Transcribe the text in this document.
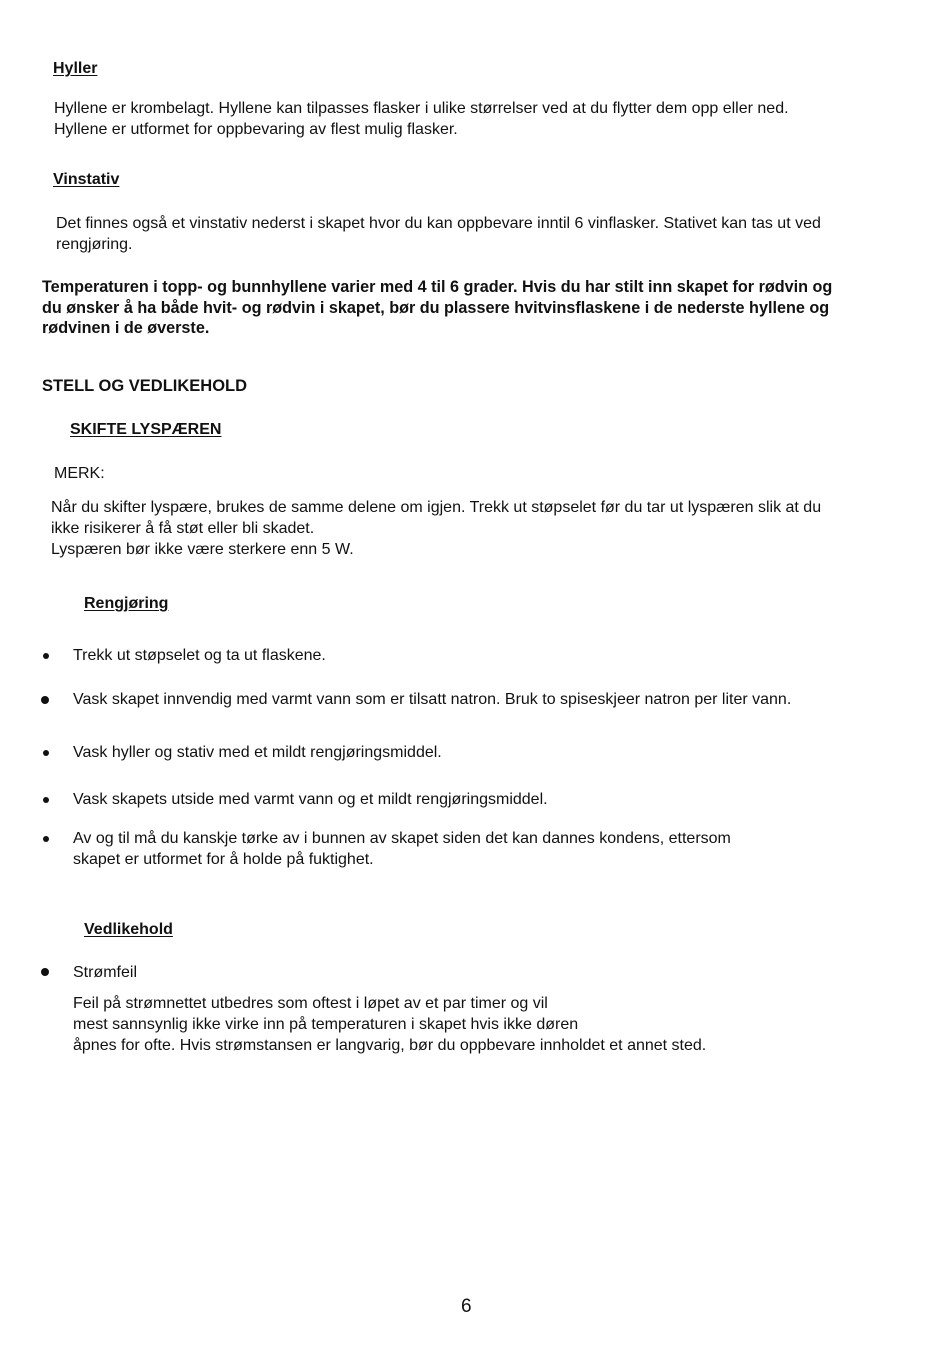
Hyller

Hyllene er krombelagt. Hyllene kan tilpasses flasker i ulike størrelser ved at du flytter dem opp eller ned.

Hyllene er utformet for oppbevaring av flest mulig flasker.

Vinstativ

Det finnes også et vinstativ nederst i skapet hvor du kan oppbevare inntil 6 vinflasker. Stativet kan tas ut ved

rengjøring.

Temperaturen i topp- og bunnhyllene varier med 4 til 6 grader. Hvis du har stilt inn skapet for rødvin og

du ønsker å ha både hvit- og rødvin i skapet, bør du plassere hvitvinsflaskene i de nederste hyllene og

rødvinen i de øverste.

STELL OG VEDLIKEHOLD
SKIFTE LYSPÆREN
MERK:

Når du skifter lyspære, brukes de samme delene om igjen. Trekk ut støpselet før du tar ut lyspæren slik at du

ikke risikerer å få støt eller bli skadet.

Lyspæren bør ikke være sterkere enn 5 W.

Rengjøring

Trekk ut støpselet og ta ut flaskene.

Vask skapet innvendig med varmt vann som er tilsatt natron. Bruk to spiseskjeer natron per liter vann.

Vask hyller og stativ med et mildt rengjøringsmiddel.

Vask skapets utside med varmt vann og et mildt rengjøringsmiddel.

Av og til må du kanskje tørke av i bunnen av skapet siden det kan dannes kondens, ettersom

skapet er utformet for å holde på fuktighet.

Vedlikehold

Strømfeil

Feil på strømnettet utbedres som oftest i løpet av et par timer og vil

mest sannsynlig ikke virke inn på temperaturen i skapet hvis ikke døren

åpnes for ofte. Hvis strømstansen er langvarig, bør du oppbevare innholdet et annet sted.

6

◆ REQUEST:
Transcribe the full listing character for character. Pictures are excluded.

◆ RIGHT ANSWER:
Transcribe the text in this document.
Hyller

Hyllene er krombelagt. Hyllene kan tilpasses flasker i ulike størrelser ved at du flytter dem opp eller ned.

Hyllene er utformet for oppbevaring av flest mulig flasker.

Vinstativ

Det finnes også et vinstativ nederst i skapet hvor du kan oppbevare inntil 6 vinflasker. Stativet kan tas ut ved

rengjøring.

Temperaturen i topp- og bunnhyllene varier med 4 til 6 grader. Hvis du har stilt inn skapet for rødvin og

du ønsker å ha både hvit- og rødvin i skapet, bør du plassere hvitvinsflaskene i de nederste hyllene og

rødvinen i de øverste.

STELL OG VEDLIKEHOLD
SKIFTE LYSPÆREN
MERK:

Når du skifter lyspære, brukes de samme delene om igjen. Trekk ut støpselet før du tar ut lyspæren slik at du

ikke risikerer å få støt eller bli skadet.

Lyspæren bør ikke være sterkere enn 5 W.

Rengjøring

Trekk ut støpselet og ta ut flaskene.

Vask skapet innvendig med varmt vann som er tilsatt natron. Bruk to spiseskjeer natron per liter vann.

Vask hyller og stativ med et mildt rengjøringsmiddel.

Vask skapets utside med varmt vann og et mildt rengjøringsmiddel.

Av og til må du kanskje tørke av i bunnen av skapet siden det kan dannes kondens, ettersom

skapet er utformet for å holde på fuktighet.

Vedlikehold

Strømfeil

Feil på strømnettet utbedres som oftest i løpet av et par timer og vil

mest sannsynlig ikke virke inn på temperaturen i skapet hvis ikke døren

åpnes for ofte. Hvis strømstansen er langvarig, bør du oppbevare innholdet et annet sted.

6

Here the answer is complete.